-- START Task data --

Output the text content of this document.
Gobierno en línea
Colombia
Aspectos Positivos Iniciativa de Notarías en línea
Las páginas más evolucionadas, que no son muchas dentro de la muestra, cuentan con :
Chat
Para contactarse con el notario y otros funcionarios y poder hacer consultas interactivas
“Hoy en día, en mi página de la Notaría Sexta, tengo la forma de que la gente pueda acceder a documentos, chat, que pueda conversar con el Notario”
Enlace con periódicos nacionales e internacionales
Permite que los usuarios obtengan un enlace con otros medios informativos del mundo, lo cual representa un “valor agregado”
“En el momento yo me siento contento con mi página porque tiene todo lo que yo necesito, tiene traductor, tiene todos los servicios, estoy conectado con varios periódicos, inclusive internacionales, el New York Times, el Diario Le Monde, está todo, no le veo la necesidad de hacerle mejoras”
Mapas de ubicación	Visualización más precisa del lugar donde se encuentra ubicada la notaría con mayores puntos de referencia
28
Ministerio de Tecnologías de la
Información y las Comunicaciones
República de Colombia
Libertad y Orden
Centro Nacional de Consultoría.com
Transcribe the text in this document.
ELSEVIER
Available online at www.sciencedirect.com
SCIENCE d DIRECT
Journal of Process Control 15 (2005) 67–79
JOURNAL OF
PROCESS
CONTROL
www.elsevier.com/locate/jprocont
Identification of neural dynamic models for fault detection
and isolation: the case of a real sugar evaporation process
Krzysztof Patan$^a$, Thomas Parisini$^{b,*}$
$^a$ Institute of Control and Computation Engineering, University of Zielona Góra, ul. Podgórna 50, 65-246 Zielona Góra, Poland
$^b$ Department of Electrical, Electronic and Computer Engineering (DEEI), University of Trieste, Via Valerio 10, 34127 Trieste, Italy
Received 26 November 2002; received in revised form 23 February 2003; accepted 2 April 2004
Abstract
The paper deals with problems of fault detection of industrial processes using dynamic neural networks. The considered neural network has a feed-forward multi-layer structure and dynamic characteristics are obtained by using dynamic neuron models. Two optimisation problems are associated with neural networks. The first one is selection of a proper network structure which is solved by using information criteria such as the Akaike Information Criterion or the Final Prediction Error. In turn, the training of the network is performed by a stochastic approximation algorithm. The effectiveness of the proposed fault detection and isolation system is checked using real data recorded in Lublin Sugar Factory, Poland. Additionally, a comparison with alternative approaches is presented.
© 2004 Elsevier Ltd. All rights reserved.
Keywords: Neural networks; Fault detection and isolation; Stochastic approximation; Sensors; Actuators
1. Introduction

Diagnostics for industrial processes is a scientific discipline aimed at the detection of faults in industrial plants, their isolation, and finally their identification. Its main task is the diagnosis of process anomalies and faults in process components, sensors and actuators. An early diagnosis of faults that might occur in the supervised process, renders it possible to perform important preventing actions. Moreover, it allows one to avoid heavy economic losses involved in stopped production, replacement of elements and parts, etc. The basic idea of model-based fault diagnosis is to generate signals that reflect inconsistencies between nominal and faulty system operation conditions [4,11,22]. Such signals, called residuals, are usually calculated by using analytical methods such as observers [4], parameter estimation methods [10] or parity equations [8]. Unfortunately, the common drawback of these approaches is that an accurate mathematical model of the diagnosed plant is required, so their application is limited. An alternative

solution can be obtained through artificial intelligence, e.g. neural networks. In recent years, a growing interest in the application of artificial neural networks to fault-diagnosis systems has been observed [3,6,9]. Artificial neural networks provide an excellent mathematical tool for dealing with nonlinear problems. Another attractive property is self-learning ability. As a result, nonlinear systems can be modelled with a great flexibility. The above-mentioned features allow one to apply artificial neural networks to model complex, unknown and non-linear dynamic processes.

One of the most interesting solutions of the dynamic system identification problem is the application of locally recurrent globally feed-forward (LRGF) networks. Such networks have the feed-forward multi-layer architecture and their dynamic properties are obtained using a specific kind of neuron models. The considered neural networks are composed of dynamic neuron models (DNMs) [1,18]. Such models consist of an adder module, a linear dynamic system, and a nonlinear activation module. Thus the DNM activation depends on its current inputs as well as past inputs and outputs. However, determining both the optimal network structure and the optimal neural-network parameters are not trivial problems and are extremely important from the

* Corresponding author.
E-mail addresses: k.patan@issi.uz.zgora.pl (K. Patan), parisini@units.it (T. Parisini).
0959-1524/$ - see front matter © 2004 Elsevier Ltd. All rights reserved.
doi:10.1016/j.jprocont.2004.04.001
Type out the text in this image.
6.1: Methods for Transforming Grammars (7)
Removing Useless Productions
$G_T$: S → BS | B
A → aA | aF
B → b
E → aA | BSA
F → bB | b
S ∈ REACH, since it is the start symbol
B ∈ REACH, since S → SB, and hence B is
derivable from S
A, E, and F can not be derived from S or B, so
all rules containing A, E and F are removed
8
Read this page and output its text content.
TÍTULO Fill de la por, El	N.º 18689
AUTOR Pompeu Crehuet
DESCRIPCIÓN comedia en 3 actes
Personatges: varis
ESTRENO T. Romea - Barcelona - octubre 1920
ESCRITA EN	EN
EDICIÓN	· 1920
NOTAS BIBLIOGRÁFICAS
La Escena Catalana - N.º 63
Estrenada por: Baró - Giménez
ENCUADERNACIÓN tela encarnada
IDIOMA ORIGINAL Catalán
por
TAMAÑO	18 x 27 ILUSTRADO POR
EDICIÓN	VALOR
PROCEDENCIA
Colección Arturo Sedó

-- END Task data --

▶ [Task instructions]: Print every entry exactly as it appears.

▶ [Solution for this problem]:
Output the text content of this document.
Gobierno en línea
Colombia
Aspectos Positivos Iniciativa de Notarías en línea
Las páginas más evolucionadas, que no son muchas dentro de la muestra, cuentan con :
Chat
Para contactarse con el notario y otros funcionarios y poder hacer consultas interactivas
“Hoy en día, en mi página de la Notaría Sexta, tengo la forma de que la gente pueda acceder a documentos, chat, que pueda conversar con el Notario”
Enlace con periódicos nacionales e internacionales
Permite que los usuarios obtengan un enlace con otros medios informativos del mundo, lo cual representa un “valor agregado”
“En el momento yo me siento contento con mi página porque tiene todo lo que yo necesito, tiene traductor, tiene todos los servicios, estoy conectado con varios periódicos, inclusive internacionales, el New York Times, el Diario Le Monde, está todo, no le veo la necesidad de hacerle mejoras”
Mapas de ubicación	Visualización más precisa del lugar donde se encuentra ubicada la notaría con mayores puntos de referencia
28
Ministerio de Tecnologías de la
Información y las Comunicaciones
República de Colombia
Libertad y Orden
Centro Nacional de Consultoría.com
Transcribe the text in this document.
ELSEVIER
Available online at www.sciencedirect.com
SCIENCE d DIRECT
Journal of Process Control 15 (2005) 67–79
JOURNAL OF
PROCESS
CONTROL
www.elsevier.com/locate/jprocont
Identification of neural dynamic models for fault detection
and isolation: the case of a real sugar evaporation process
Krzysztof Patan$^a$, Thomas Parisini$^{b,*}$
$^a$ Institute of Control and Computation Engineering, University of Zielona Góra, ul. Podgórna 50, 65-246 Zielona Góra, Poland
$^b$ Department of Electrical, Electronic and Computer Engineering (DEEI), University of Trieste, Via Valerio 10, 34127 Trieste, Italy
Received 26 November 2002; received in revised form 23 February 2003; accepted 2 April 2004
Abstract
The paper deals with problems of fault detection of industrial processes using dynamic neural networks. The considered neural network has a feed-forward multi-layer structure and dynamic characteristics are obtained by using dynamic neuron models. Two optimisation problems are associated with neural networks. The first one is selection of a proper network structure which is solved by using information criteria such as the Akaike Information Criterion or the Final Prediction Error. In turn, the training of the network is performed by a stochastic approximation algorithm. The effectiveness of the proposed fault detection and isolation system is checked using real data recorded in Lublin Sugar Factory, Poland. Additionally, a comparison with alternative approaches is presented.
© 2004 Elsevier Ltd. All rights reserved.
Keywords: Neural networks; Fault detection and isolation; Stochastic approximation; Sensors; Actuators
1. Introduction

Diagnostics for industrial processes is a scientific discipline aimed at the detection of faults in industrial plants, their isolation, and finally their identification. Its main task is the diagnosis of process anomalies and faults in process components, sensors and actuators. An early diagnosis of faults that might occur in the supervised process, renders it possible to perform important preventing actions. Moreover, it allows one to avoid heavy economic losses involved in stopped production, replacement of elements and parts, etc. The basic idea of model-based fault diagnosis is to generate signals that reflect inconsistencies between nominal and faulty system operation conditions [4,11,22]. Such signals, called residuals, are usually calculated by using analytical methods such as observers [4], parameter estimation methods [10] or parity equations [8]. Unfortunately, the common drawback of these approaches is that an accurate mathematical model of the diagnosed plant is required, so their application is limited. An alternative

solution can be obtained through artificial intelligence, e.g. neural networks. In recent years, a growing interest in the application of artificial neural networks to fault-diagnosis systems has been observed [3,6,9]. Artificial neural networks provide an excellent mathematical tool for dealing with nonlinear problems. Another attractive property is self-learning ability. As a result, nonlinear systems can be modelled with a great flexibility. The above-mentioned features allow one to apply artificial neural networks to model complex, unknown and non-linear dynamic processes.

One of the most interesting solutions of the dynamic system identification problem is the application of locally recurrent globally feed-forward (LRGF) networks. Such networks have the feed-forward multi-layer architecture and their dynamic properties are obtained using a specific kind of neuron models. The considered neural networks are composed of dynamic neuron models (DNMs) [1,18]. Such models consist of an adder module, a linear dynamic system, and a nonlinear activation module. Thus the DNM activation depends on its current inputs as well as past inputs and outputs. However, determining both the optimal network structure and the optimal neural-network parameters are not trivial problems and are extremely important from the

* Corresponding author.
E-mail addresses: k.patan@issi.uz.zgora.pl (K. Patan), parisini@units.it (T. Parisini).
0959-1524/$ - see front matter © 2004 Elsevier Ltd. All rights reserved.
doi:10.1016/j.jprocont.2004.04.001
Type out the text in this image.
6.1: Methods for Transforming Grammars (7)
Removing Useless Productions
$G_T$: S → BS | B
A → aA | aF
B → b
E → aA | BSA
F → bB | b
S ∈ REACH, since it is the start symbol
B ∈ REACH, since S → SB, and hence B is
derivable from S
A, E, and F can not be derived from S or B, so
all rules containing A, E and F are removed
8
Read this page and output its text content.
TÍTULO Fill de la por, El	N.º 18689
AUTOR Pompeu Crehuet
DESCRIPCIÓN comedia en 3 actes
Personatges: varis
ESTRENO T. Romea - Barcelona - octubre 1920
ESCRITA EN	EN
EDICIÓN	· 1920
NOTAS BIBLIOGRÁFICAS
La Escena Catalana - N.º 63
Estrenada por: Baró - Giménez
ENCUADERNACIÓN tela encarnada
IDIOMA ORIGINAL Catalán
por
TAMAÑO	18 x 27 ILUSTRADO POR
EDICIÓN	VALOR
PROCEDENCIA
Colección Arturo Sedó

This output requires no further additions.